— PROBLEM DETAILS —
Write out only the tail of the records, beginning at the line containing "Serialize everything readable" and including the last line, exactly as written.

— ROWS —
__________________________________________________
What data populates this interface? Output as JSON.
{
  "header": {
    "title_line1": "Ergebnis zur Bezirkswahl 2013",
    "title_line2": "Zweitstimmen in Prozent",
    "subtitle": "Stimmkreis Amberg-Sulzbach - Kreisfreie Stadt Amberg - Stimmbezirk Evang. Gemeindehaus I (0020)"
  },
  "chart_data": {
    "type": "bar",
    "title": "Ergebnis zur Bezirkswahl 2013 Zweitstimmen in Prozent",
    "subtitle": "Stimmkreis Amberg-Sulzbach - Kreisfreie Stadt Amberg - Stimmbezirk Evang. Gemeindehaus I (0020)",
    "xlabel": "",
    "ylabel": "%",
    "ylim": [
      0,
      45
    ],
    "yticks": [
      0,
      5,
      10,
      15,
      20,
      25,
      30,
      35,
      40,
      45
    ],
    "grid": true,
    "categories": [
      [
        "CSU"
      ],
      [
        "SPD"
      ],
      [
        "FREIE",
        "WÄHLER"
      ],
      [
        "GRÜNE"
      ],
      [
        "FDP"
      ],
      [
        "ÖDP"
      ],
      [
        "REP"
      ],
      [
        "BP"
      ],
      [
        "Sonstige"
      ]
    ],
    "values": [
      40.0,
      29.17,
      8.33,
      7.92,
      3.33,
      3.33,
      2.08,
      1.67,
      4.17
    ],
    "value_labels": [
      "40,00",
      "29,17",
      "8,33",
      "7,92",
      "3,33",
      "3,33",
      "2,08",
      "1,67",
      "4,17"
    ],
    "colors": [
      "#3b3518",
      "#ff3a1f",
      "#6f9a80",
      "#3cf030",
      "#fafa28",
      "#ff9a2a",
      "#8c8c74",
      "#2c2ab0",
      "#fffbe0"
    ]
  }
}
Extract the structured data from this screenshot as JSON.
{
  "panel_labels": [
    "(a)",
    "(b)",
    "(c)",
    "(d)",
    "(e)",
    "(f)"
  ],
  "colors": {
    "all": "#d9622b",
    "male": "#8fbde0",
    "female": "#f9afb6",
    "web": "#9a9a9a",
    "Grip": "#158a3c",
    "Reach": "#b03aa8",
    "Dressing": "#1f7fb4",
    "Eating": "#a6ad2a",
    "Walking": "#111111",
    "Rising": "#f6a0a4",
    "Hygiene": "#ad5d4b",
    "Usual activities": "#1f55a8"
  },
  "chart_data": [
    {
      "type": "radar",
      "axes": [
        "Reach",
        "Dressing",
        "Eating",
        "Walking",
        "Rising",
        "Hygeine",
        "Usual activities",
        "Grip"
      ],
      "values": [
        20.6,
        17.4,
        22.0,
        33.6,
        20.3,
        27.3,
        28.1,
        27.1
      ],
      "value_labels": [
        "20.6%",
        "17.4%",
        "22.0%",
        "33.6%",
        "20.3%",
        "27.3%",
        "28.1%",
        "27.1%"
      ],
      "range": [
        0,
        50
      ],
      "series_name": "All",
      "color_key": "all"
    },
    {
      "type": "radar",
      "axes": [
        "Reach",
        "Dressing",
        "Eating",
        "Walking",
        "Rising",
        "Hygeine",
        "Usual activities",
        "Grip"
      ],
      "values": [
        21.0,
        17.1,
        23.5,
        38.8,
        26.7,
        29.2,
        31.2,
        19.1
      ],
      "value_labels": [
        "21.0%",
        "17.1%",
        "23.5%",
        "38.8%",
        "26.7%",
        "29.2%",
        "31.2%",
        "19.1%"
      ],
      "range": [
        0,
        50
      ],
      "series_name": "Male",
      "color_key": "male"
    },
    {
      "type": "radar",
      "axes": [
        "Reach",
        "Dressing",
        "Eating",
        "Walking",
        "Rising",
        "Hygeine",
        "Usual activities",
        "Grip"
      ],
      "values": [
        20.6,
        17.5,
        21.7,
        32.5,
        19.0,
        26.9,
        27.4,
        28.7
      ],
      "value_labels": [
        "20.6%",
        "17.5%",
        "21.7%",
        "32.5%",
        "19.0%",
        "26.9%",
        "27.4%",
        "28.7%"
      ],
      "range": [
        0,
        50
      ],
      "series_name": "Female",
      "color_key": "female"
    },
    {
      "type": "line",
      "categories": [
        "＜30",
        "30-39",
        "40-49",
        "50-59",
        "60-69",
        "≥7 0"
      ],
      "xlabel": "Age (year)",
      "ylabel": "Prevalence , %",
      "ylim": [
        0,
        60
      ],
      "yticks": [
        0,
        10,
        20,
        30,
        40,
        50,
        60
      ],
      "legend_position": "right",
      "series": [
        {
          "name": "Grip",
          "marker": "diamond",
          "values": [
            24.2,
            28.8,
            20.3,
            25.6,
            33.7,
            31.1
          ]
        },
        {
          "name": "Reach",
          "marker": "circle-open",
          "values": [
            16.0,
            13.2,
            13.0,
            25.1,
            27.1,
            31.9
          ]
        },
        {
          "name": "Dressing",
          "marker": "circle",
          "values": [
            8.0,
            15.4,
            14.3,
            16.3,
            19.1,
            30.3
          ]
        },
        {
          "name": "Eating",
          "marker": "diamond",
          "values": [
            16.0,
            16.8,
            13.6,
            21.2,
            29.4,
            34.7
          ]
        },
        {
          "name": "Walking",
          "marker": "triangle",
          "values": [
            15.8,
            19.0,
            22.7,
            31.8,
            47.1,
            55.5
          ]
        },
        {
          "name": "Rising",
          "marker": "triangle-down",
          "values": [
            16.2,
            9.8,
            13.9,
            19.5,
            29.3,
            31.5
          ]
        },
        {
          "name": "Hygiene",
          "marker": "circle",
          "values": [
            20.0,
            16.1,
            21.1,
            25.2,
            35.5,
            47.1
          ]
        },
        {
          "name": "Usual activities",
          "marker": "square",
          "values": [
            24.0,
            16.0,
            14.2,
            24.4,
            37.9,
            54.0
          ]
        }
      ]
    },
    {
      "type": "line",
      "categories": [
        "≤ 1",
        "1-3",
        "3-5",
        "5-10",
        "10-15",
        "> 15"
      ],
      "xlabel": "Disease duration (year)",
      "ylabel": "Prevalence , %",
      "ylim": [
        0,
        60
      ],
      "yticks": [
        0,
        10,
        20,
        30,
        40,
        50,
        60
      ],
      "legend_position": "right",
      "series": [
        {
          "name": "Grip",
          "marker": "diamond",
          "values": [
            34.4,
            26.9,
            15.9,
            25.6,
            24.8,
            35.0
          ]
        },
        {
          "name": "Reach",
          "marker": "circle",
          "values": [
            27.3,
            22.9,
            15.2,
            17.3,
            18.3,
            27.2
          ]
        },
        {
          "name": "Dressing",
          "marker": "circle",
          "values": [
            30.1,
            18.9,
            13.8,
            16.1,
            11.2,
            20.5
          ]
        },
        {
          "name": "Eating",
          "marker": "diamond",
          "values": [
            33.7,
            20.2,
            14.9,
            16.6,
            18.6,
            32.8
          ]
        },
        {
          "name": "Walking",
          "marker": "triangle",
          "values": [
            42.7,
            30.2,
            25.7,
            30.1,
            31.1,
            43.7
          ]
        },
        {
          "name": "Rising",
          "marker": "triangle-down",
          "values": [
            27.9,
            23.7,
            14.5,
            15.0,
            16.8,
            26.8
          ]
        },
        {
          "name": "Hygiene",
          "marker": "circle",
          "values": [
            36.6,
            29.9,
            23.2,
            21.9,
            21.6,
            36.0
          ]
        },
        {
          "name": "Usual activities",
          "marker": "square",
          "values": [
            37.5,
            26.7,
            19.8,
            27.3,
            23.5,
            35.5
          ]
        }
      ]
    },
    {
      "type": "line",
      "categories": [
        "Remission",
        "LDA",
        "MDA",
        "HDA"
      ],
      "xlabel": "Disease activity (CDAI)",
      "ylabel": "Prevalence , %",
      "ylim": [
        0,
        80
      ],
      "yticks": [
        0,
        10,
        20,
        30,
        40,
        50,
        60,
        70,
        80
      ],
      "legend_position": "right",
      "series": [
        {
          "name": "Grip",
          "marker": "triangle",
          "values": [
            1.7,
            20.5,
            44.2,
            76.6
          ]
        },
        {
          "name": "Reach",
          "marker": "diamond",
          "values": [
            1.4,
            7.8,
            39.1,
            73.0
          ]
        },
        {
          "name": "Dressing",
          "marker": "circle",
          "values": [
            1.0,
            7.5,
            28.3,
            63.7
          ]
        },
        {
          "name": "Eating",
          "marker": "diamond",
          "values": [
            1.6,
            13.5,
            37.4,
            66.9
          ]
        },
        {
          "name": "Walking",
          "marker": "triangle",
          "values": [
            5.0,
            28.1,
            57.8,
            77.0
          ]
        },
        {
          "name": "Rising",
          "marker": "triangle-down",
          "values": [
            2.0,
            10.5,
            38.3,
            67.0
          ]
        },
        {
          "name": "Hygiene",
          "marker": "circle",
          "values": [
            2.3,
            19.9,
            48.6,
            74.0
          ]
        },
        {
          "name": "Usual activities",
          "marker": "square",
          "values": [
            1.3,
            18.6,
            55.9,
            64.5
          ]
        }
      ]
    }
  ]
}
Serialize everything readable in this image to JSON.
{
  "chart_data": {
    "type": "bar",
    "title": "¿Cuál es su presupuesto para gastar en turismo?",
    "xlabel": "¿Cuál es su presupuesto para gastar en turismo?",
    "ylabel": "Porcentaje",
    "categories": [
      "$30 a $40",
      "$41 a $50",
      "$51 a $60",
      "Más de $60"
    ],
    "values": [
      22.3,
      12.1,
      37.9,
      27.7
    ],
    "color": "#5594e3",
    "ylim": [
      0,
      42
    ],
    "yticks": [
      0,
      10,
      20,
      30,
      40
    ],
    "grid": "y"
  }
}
__________________________________________________
— ANSWER —
Serialize everything readable in this image to JSON.
{
  "chart_data": {
    "type": "bar",
    "title": "¿Cuál es su presupuesto para gastar en turismo?",
    "xlabel": "¿Cuál es su presupuesto para gastar en turismo?",
    "ylabel": "Porcentaje",
    "categories": [
      "$30 a $40",
      "$41 a $50",
      "$51 a $60",
      "Más de $60"
    ],
    "values": [
      22.3,
      12.1,
      37.9,
      27.7
    ],
    "color": "#5594e3",
    "ylim": [
      0,
      42
    ],
    "yticks": [
      0,
      10,
      20,
      30,
      40
    ],
    "grid": "y"
  }
}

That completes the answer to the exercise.